DO THIS: Check every line of the entries for "color", and copy the lines that hold it.
--- INPUT RECORDS ---
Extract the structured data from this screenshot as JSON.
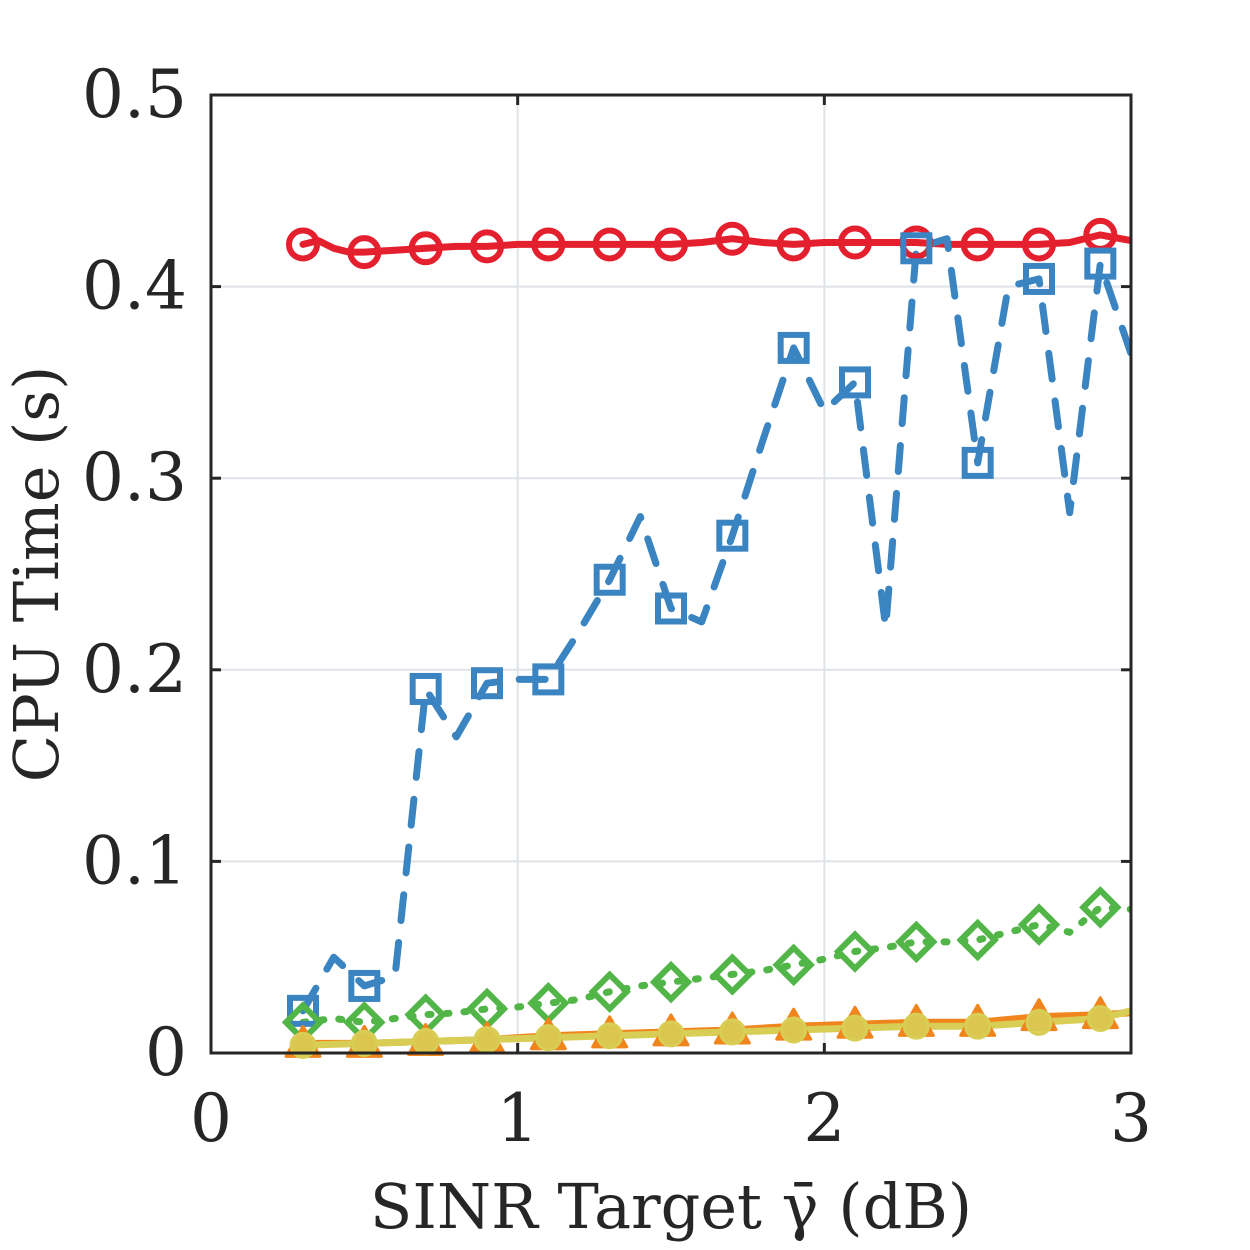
{
  "chart_data": {
    "type": "line",
    "title": "",
    "xlabel": "SINR Target γ̄ (dB)",
    "ylabel": "CPU Time (s)",
    "xlim": [
      0,
      3
    ],
    "ylim": [
      0,
      0.5
    ],
    "xticks": [
      0,
      1,
      2,
      3
    ],
    "xtick_labels": [
      "0",
      "1",
      "2",
      "3"
    ],
    "yticks": [
      0,
      0.1,
      0.2,
      0.3,
      0.4,
      0.5
    ],
    "ytick_labels": [
      "0",
      "0.1",
      "0.2",
      "0.3",
      "0.4",
      "0.5"
    ],
    "grid": true,
    "legend": "none",
    "series": [
      {
        "color": "#e5202e",
        "line_style": "solid",
        "marker": "circle",
        "line_x": [
          0.3,
          0.35,
          0.4,
          0.45,
          0.5,
          0.6,
          0.7,
          0.8,
          0.9,
          1.0,
          1.1,
          1.2,
          1.3,
          1.4,
          1.5,
          1.6,
          1.7,
          1.8,
          1.9,
          2.0,
          2.1,
          2.2,
          2.3,
          2.4,
          2.5,
          2.6,
          2.7,
          2.8,
          2.9,
          3.0
        ],
        "line_y": [
          0.422,
          0.424,
          0.42,
          0.418,
          0.418,
          0.419,
          0.42,
          0.421,
          0.421,
          0.422,
          0.422,
          0.422,
          0.422,
          0.422,
          0.422,
          0.423,
          0.425,
          0.423,
          0.422,
          0.423,
          0.423,
          0.423,
          0.423,
          0.422,
          0.422,
          0.422,
          0.422,
          0.423,
          0.427,
          0.424
        ],
        "x": [
          0.3,
          0.5,
          0.7,
          0.9,
          1.1,
          1.3,
          1.5,
          1.7,
          1.9,
          2.1,
          2.3,
          2.5,
          2.7,
          2.9
        ],
        "y": [
          0.422,
          0.418,
          0.42,
          0.421,
          0.422,
          0.422,
          0.422,
          0.425,
          0.422,
          0.423,
          0.423,
          0.422,
          0.422,
          0.427
        ]
      },
      {
        "color": "#3a84c1",
        "line_style": "dashed",
        "marker": "square",
        "line_x": [
          0.3,
          0.4,
          0.5,
          0.6,
          0.7,
          0.8,
          0.9,
          1.0,
          1.1,
          1.2,
          1.3,
          1.4,
          1.5,
          1.6,
          1.7,
          1.8,
          1.9,
          2.0,
          2.1,
          2.2,
          2.3,
          2.4,
          2.5,
          2.6,
          2.7,
          2.8,
          2.9,
          3.0
        ],
        "line_y": [
          0.022,
          0.05,
          0.035,
          0.04,
          0.19,
          0.165,
          0.193,
          0.195,
          0.195,
          0.22,
          0.247,
          0.28,
          0.232,
          0.225,
          0.27,
          0.32,
          0.368,
          0.335,
          0.35,
          0.222,
          0.42,
          0.425,
          0.308,
          0.4,
          0.404,
          0.282,
          0.412,
          0.365
        ],
        "x": [
          0.3,
          0.5,
          0.7,
          0.9,
          1.1,
          1.3,
          1.5,
          1.7,
          1.9,
          2.1,
          2.3,
          2.5,
          2.7,
          2.9
        ],
        "y": [
          0.022,
          0.035,
          0.19,
          0.193,
          0.195,
          0.247,
          0.232,
          0.27,
          0.368,
          0.35,
          0.42,
          0.308,
          0.404,
          0.412
        ]
      },
      {
        "color": "#52b548",
        "line_style": "dotted",
        "marker": "diamond",
        "line_x": [
          0.3,
          0.4,
          0.5,
          0.6,
          0.7,
          0.8,
          0.9,
          1.0,
          1.1,
          1.2,
          1.3,
          1.4,
          1.5,
          1.6,
          1.7,
          1.8,
          1.9,
          2.0,
          2.1,
          2.2,
          2.3,
          2.4,
          2.5,
          2.6,
          2.7,
          2.8,
          2.9,
          3.0
        ],
        "line_y": [
          0.016,
          0.018,
          0.016,
          0.018,
          0.02,
          0.021,
          0.023,
          0.024,
          0.026,
          0.028,
          0.032,
          0.035,
          0.037,
          0.039,
          0.041,
          0.043,
          0.046,
          0.049,
          0.053,
          0.055,
          0.058,
          0.058,
          0.059,
          0.063,
          0.067,
          0.063,
          0.076,
          0.075
        ],
        "x": [
          0.3,
          0.5,
          0.7,
          0.9,
          1.1,
          1.3,
          1.5,
          1.7,
          1.9,
          2.1,
          2.3,
          2.5,
          2.7,
          2.9
        ],
        "y": [
          0.016,
          0.016,
          0.02,
          0.023,
          0.026,
          0.032,
          0.037,
          0.041,
          0.046,
          0.053,
          0.058,
          0.059,
          0.067,
          0.076
        ]
      },
      {
        "color": "#f0851d",
        "line_style": "solid",
        "marker": "triangle",
        "line_x": [
          0.3,
          0.5,
          0.7,
          0.9,
          1.1,
          1.3,
          1.5,
          1.7,
          1.9,
          2.1,
          2.3,
          2.5,
          2.7,
          2.9,
          3.0
        ],
        "line_y": [
          0.005,
          0.005,
          0.006,
          0.007,
          0.009,
          0.01,
          0.011,
          0.012,
          0.014,
          0.015,
          0.016,
          0.016,
          0.019,
          0.02,
          0.021
        ],
        "x": [
          0.3,
          0.5,
          0.7,
          0.9,
          1.1,
          1.3,
          1.5,
          1.7,
          1.9,
          2.1,
          2.3,
          2.5,
          2.7,
          2.9
        ],
        "y": [
          0.005,
          0.005,
          0.006,
          0.007,
          0.009,
          0.01,
          0.011,
          0.012,
          0.014,
          0.015,
          0.016,
          0.016,
          0.019,
          0.02
        ]
      },
      {
        "color": "#d8ce55",
        "line_style": "solid",
        "marker": "circle-filled",
        "line_x": [
          0.3,
          0.5,
          0.7,
          0.9,
          1.1,
          1.3,
          1.5,
          1.7,
          1.9,
          2.1,
          2.3,
          2.5,
          2.7,
          2.9,
          3.0
        ],
        "line_y": [
          0.004,
          0.005,
          0.006,
          0.007,
          0.008,
          0.009,
          0.01,
          0.011,
          0.012,
          0.013,
          0.014,
          0.014,
          0.016,
          0.018,
          0.022
        ],
        "x": [
          0.3,
          0.5,
          0.7,
          0.9,
          1.1,
          1.3,
          1.5,
          1.7,
          1.9,
          2.1,
          2.3,
          2.5,
          2.7,
          2.9
        ],
        "y": [
          0.004,
          0.005,
          0.006,
          0.007,
          0.008,
          0.009,
          0.01,
          0.011,
          0.012,
          0.013,
          0.014,
          0.014,
          0.016,
          0.018
        ]
      }
    ]
  }
}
---
TASK RESPONSE:
        "color": "#e5202e",
        "color": "#3a84c1",
        "color": "#52b548",
        "color": "#f0851d",
        "color": "#d8ce55",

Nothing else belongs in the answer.